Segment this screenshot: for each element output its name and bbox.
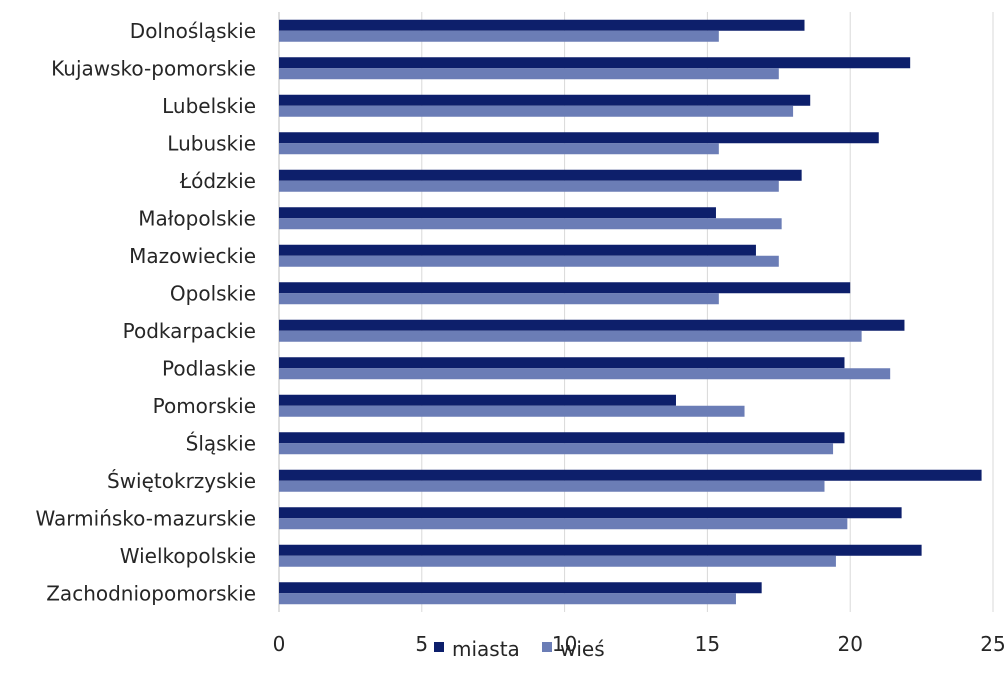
category-label-15: Zachodniopomorskie (46, 581, 256, 605)
legend: miasta wieś (434, 637, 605, 661)
x-tick-label-10: 10 (552, 632, 577, 656)
bar-miasta-8 (279, 319, 905, 331)
bar-wies-15 (279, 593, 736, 605)
x-tick-label-5: 5 (415, 632, 428, 656)
category-label-13: Warmińsko-mazurskie (36, 506, 256, 530)
bar-miasta-12 (279, 469, 982, 481)
bar-miasta-3 (279, 132, 879, 144)
category-label-7: Opolskie (170, 281, 256, 305)
x-tick-label-15: 15 (695, 632, 720, 656)
bar-wies-11 (279, 443, 834, 455)
category-label-6: Mazowieckie (129, 244, 256, 268)
x-tick-label-20: 20 (837, 632, 862, 656)
bar-miasta-13 (279, 507, 902, 519)
x-axis-ticks: 0 5 10 15 20 25 (273, 632, 1006, 656)
bar-wies-8 (279, 330, 862, 342)
bar-miasta-1 (279, 57, 911, 69)
bar-miasta-4 (279, 169, 802, 181)
bar-miasta-15 (279, 582, 762, 594)
bar-miasta-11 (279, 432, 845, 444)
bar-wies-9 (279, 368, 891, 380)
bar-wies-0 (279, 30, 719, 42)
bars-layer (279, 19, 982, 605)
bar-wies-7 (279, 293, 719, 305)
bar-miasta-14 (279, 544, 922, 556)
legend-label-miasta: miasta (452, 637, 520, 661)
category-label-9: Podlaskie (162, 356, 256, 380)
bar-wies-4 (279, 180, 779, 192)
bar-wies-5 (279, 218, 782, 230)
legend-label-wies: wieś (560, 637, 605, 661)
category-label-11: Śląskie (186, 431, 256, 455)
x-tick-label-25: 25 (980, 632, 1005, 656)
bar-miasta-10 (279, 394, 676, 406)
category-label-10: Pomorskie (153, 394, 256, 418)
category-label-0: Dolnośląskie (130, 19, 256, 43)
legend-swatch-miasta (434, 642, 444, 652)
legend-swatch-wies (542, 642, 552, 652)
category-labels: Dolnośląskie Kujawsko-pomorskie Lubelskie L… (36, 19, 256, 606)
category-label-14: Wielkopolskie (120, 544, 256, 568)
bar-miasta-7 (279, 282, 851, 294)
bar-wies-3 (279, 143, 719, 155)
x-tick-label-0: 0 (273, 632, 286, 656)
bar-miasta-2 (279, 94, 811, 106)
category-label-1: Kujawsko-pomorskie (51, 56, 256, 80)
bar-miasta-0 (279, 19, 805, 31)
bar-wies-10 (279, 405, 745, 417)
category-label-2: Lubelskie (162, 94, 256, 118)
bar-miasta-5 (279, 207, 716, 219)
bar-wies-2 (279, 105, 794, 117)
category-label-3: Lubuskie (167, 131, 256, 155)
bar-wies-6 (279, 255, 779, 267)
bar-wies-13 (279, 518, 848, 530)
bar-wies-12 (279, 480, 825, 492)
category-label-12: Świętokrzyskie (107, 469, 256, 493)
bar-miasta-9 (279, 357, 845, 369)
category-label-8: Podkarpackie (123, 319, 256, 343)
bar-wies-1 (279, 68, 779, 80)
bar-miasta-6 (279, 244, 756, 256)
category-label-4: Łódzkie (179, 169, 256, 193)
category-label-5: Małopolskie (138, 206, 256, 230)
bar-wies-14 (279, 555, 836, 567)
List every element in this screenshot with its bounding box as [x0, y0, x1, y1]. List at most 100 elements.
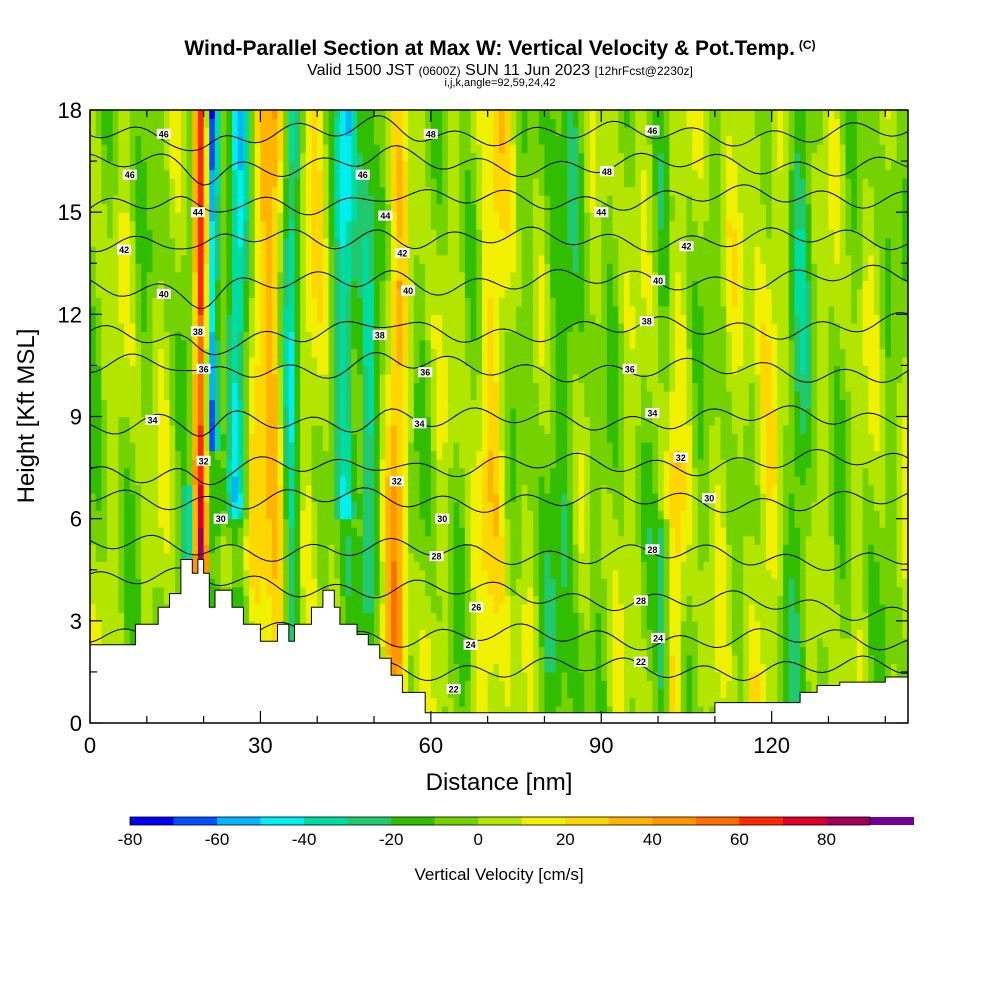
- velocity-cell: [152, 501, 159, 511]
- velocity-cell: [391, 467, 398, 477]
- velocity-cell: [266, 390, 273, 401]
- velocity-cell: [470, 680, 477, 690]
- velocity-cell: [90, 339, 97, 349]
- velocity-cell: [447, 416, 455, 426]
- velocity-cell: [129, 620, 137, 630]
- velocity-cell: [442, 220, 449, 230]
- velocity-cell: [169, 237, 176, 247]
- velocity-cell: [163, 314, 171, 324]
- velocity-cell: [180, 288, 188, 298]
- velocity-cell: [425, 280, 432, 290]
- velocity-cell: [186, 552, 193, 562]
- velocity-cell: [237, 161, 244, 171]
- velocity-cell: [243, 212, 250, 222]
- velocity-cell: [95, 127, 102, 137]
- velocity-cell: [175, 382, 182, 392]
- velocity-cell: [425, 561, 432, 571]
- velocity-cell: [266, 322, 273, 332]
- velocity-cell: [180, 501, 188, 511]
- velocity-cell: [129, 152, 137, 162]
- velocity-cell: [419, 254, 426, 264]
- velocity-cell: [197, 246, 205, 256]
- velocity-cell: [419, 425, 426, 435]
- velocity-cell: [447, 527, 455, 537]
- velocity-cell: [175, 442, 182, 452]
- velocity-cell: [379, 246, 386, 256]
- velocity-cell: [351, 390, 358, 401]
- velocity-cell: [129, 603, 137, 613]
- velocity-cell: [339, 348, 347, 358]
- velocity-cell: [430, 271, 438, 281]
- velocity-cell: [118, 527, 125, 537]
- velocity-cell: [237, 476, 244, 486]
- velocity-cell: [374, 407, 381, 418]
- velocity-cell: [385, 186, 392, 196]
- velocity-cell: [430, 297, 438, 307]
- velocity-cell: [436, 680, 443, 690]
- velocity-cell: [186, 365, 193, 375]
- velocity-cell: [90, 212, 97, 222]
- velocity-cell: [283, 493, 290, 503]
- velocity-cell: [220, 365, 227, 375]
- velocity-cell: [101, 510, 108, 520]
- velocity-cell: [317, 365, 324, 375]
- velocity-cell: [430, 212, 438, 222]
- velocity-cell: [396, 169, 404, 179]
- velocity-cell: [305, 501, 313, 511]
- velocity-cell: [271, 246, 279, 256]
- velocity-cell: [283, 356, 290, 367]
- velocity-cell: [146, 161, 154, 171]
- velocity-cell: [476, 186, 483, 196]
- velocity-cell: [163, 169, 171, 179]
- velocity-cell: [163, 518, 171, 528]
- velocity-cell: [374, 501, 381, 511]
- velocity-cell: [226, 169, 233, 179]
- velocity-cell: [408, 305, 415, 315]
- velocity-cell: [459, 271, 466, 281]
- velocity-cell: [277, 510, 284, 520]
- velocity-cell: [459, 637, 466, 647]
- velocity-cell: [95, 535, 102, 545]
- velocity-cell: [356, 629, 364, 639]
- velocity-cell: [232, 297, 239, 307]
- velocity-cell: [95, 280, 102, 290]
- velocity-cell: [305, 510, 313, 520]
- velocity-cell: [402, 390, 409, 401]
- velocity-cell: [442, 612, 449, 622]
- velocity-cell: [260, 629, 267, 639]
- velocity-cell: [385, 510, 392, 520]
- velocity-cell: [141, 280, 148, 290]
- velocity-cell: [419, 135, 426, 145]
- velocity-cell: [311, 186, 318, 196]
- velocity-cell: [470, 697, 477, 707]
- velocity-cell: [442, 178, 449, 188]
- velocity-cell: [180, 544, 188, 554]
- velocity-cell: [243, 407, 250, 418]
- velocity-cell: [311, 144, 318, 154]
- velocity-cell: [95, 561, 102, 571]
- velocity-cell: [334, 390, 341, 401]
- velocity-cell: [385, 595, 392, 605]
- velocity-cell: [237, 535, 244, 545]
- velocity-cell: [442, 110, 449, 120]
- velocity-cell: [385, 442, 392, 452]
- velocity-cell: [459, 663, 466, 673]
- velocity-cell: [141, 212, 148, 222]
- velocity-cell: [192, 510, 199, 520]
- velocity-cell: [311, 476, 318, 486]
- velocity-cell: [322, 578, 330, 588]
- velocity-cell: [311, 152, 318, 162]
- velocity-cell: [95, 135, 102, 145]
- velocity-cell: [300, 561, 307, 571]
- velocity-cell: [214, 152, 222, 162]
- velocity-cell: [129, 382, 137, 392]
- velocity-cell: [408, 280, 415, 290]
- velocity-cell: [391, 637, 398, 647]
- velocity-cell: [379, 518, 386, 528]
- velocity-cell: [180, 186, 188, 196]
- velocity-cell: [481, 629, 489, 639]
- velocity-cell: [339, 203, 347, 213]
- velocity-cell: [118, 263, 125, 273]
- velocity-cell: [391, 356, 398, 367]
- velocity-cell: [322, 484, 330, 494]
········
Arrange the records from the line containing "- velocity-cell: [152, 501, 159, 511]" up to and including the line containing "- velocity-cell: [447, 416, 455, 426]" as a Markdown table with the columns No. and Entry, numbering each row and leaving out any blank lines.

- _TASK SOLUTION_
| No. | Entry |
|---|---|
| 1 | - velocity-cell: [152, 501, 159, 511] |
| 2 | - velocity-cell: [391, 467, 398, 477] |
| 3 | - velocity-cell: [266, 390, 273, 401] |
| 4 | - velocity-cell: [470, 680, 477, 690] |
| 5 | - velocity-cell: [90, 339, 97, 349] |
| 6 | - velocity-cell: [447, 416, 455, 426] |